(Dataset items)
-=-=-

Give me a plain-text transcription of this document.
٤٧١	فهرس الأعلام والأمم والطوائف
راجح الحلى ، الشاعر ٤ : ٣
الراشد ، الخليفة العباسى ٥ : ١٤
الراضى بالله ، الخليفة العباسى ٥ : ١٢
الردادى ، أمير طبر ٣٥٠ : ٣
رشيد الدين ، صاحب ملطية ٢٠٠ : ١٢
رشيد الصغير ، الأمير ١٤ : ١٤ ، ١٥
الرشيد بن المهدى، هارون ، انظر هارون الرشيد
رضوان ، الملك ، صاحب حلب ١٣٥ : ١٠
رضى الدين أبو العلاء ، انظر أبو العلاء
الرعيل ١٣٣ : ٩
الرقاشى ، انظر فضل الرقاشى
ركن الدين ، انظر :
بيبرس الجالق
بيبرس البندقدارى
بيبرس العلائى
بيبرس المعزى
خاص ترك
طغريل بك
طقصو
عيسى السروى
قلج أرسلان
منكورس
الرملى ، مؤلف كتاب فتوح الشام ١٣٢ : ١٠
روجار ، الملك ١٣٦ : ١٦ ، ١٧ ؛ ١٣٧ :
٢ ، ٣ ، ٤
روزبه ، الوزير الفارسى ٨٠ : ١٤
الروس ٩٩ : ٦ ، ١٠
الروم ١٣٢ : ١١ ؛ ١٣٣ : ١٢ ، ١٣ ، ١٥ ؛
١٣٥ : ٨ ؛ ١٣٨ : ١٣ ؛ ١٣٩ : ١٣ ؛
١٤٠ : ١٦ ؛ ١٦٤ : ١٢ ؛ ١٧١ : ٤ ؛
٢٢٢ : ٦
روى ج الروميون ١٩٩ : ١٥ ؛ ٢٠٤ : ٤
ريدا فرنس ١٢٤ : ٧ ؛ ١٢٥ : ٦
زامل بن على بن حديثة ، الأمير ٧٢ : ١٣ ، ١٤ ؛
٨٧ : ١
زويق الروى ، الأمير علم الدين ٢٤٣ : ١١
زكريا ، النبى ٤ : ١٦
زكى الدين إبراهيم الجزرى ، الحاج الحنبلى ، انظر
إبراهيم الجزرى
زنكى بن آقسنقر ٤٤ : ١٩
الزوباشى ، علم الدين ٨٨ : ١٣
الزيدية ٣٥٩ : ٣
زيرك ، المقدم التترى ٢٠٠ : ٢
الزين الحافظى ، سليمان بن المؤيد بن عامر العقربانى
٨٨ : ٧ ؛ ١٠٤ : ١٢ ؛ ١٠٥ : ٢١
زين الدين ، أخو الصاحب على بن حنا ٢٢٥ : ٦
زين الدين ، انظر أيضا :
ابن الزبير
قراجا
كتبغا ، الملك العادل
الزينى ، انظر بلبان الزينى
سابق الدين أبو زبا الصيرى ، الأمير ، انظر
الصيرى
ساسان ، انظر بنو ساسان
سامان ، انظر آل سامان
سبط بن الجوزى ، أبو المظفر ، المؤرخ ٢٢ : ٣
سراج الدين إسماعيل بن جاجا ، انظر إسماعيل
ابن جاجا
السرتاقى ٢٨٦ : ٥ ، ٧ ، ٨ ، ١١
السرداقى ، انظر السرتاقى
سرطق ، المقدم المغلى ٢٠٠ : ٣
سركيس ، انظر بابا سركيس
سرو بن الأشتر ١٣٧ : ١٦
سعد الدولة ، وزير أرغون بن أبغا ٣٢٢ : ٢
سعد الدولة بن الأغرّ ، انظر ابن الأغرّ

-=-=-

Respond with the number of lines containing "جاجا" and no additional words.

2